## SUPPLIED MATERIAL:

+--

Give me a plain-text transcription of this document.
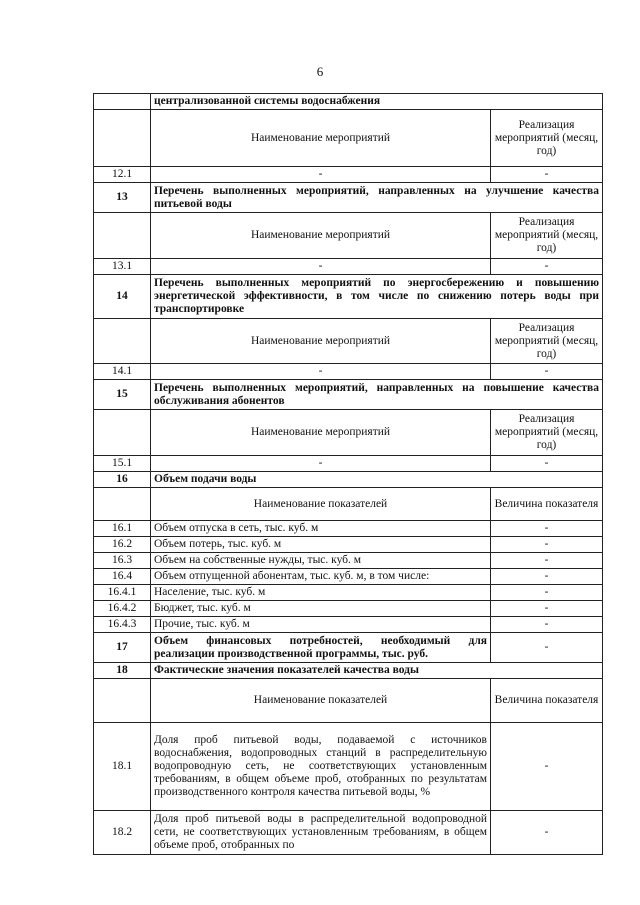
6
	централизованной системы водоснабжения	
	Наименование мероприятий	Реализация мероприятий (месяц, год)
12.1	-	-
13	Перечень выполненных мероприятий, направленных на улучшение качества питьевой воды	
	Наименование мероприятий	Реализация мероприятий (месяц, год)
13.1	-	-
14	Перечень выполненных мероприятий по энергосбережению и повышению энергетической эффективности, в том числе по снижению потерь воды при транспортировке	
	Наименование мероприятий	Реализация мероприятий (месяц, год)
14.1	-	-
15	Перечень выполненных мероприятий, направленных на повышение качества обслуживания абонентов	
	Наименование мероприятий	Реализация мероприятий (месяц, год)
15.1	-	-
16	Объем подачи воды	
	Наименование показателей	Величина показателя
16.1	Объем отпуска в сеть, тыс. куб. м	-
16.2	Объем потерь, тыс. куб. м	-
16.3	Объем на собственные нужды, тыс. куб. м	-
16.4	Объем отпущенной абонентам, тыс. куб. м, в том числе:	-
16.4.1	Население, тыс. куб. м	-
16.4.2	Бюджет, тыс. куб. м	-
16.4.3	Прочие, тыс. куб. м	-
17	Объем финансовых потребностей, необходимый для реализации производственной программы, тыс. руб.	-
18	Фактические значения показателей качества воды	
	Наименование показателей	Величина показателя
18.1	Доля проб питьевой воды, подаваемой с источников водоснабжения, водопроводных станций в распределительную водопроводную сеть, не соответствующих установленным требованиям, в общем объеме проб, отобранных по результатам производственного контроля качества питьевой воды, %	-
18.2	Доля проб питьевой воды в распределительной водопроводной сети, не соответствующих установленным требованиям, в общем объеме проб, отобранных по	-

+--

## DO THIS:
Pictures are not part of the copy; reproduce everything else in the records exactly.

## SOLUTION FOR THIS EXERCISE:
Give me a plain-text transcription of this document.
6
	централизованной системы водоснабжения	
	Наименование мероприятий	Реализация мероприятий (месяц, год)
12.1	-	-
13	Перечень выполненных мероприятий, направленных на улучшение качества питьевой воды	
	Наименование мероприятий	Реализация мероприятий (месяц, год)
13.1	-	-
14	Перечень выполненных мероприятий по энергосбережению и повышению энергетической эффективности, в том числе по снижению потерь воды при транспортировке	
	Наименование мероприятий	Реализация мероприятий (месяц, год)
14.1	-	-
15	Перечень выполненных мероприятий, направленных на повышение качества обслуживания абонентов	
	Наименование мероприятий	Реализация мероприятий (месяц, год)
15.1	-	-
16	Объем подачи воды	
	Наименование показателей	Величина показателя
16.1	Объем отпуска в сеть, тыс. куб. м	-
16.2	Объем потерь, тыс. куб. м	-
16.3	Объем на собственные нужды, тыс. куб. м	-
16.4	Объем отпущенной абонентам, тыс. куб. м, в том числе:	-
16.4.1	Население, тыс. куб. м	-
16.4.2	Бюджет, тыс. куб. м	-
16.4.3	Прочие, тыс. куб. м	-
17	Объем финансовых потребностей, необходимый для реализации производственной программы, тыс. руб.	-
18	Фактические значения показателей качества воды	
	Наименование показателей	Величина показателя
18.1	Доля проб питьевой воды, подаваемой с источников водоснабжения, водопроводных станций в распределительную водопроводную сеть, не соответствующих установленным требованиям, в общем объеме проб, отобранных по результатам производственного контроля качества питьевой воды, %	-
18.2	Доля проб питьевой воды в распределительной водопроводной сети, не соответствующих установленным требованиям, в общем объеме проб, отобранных по	-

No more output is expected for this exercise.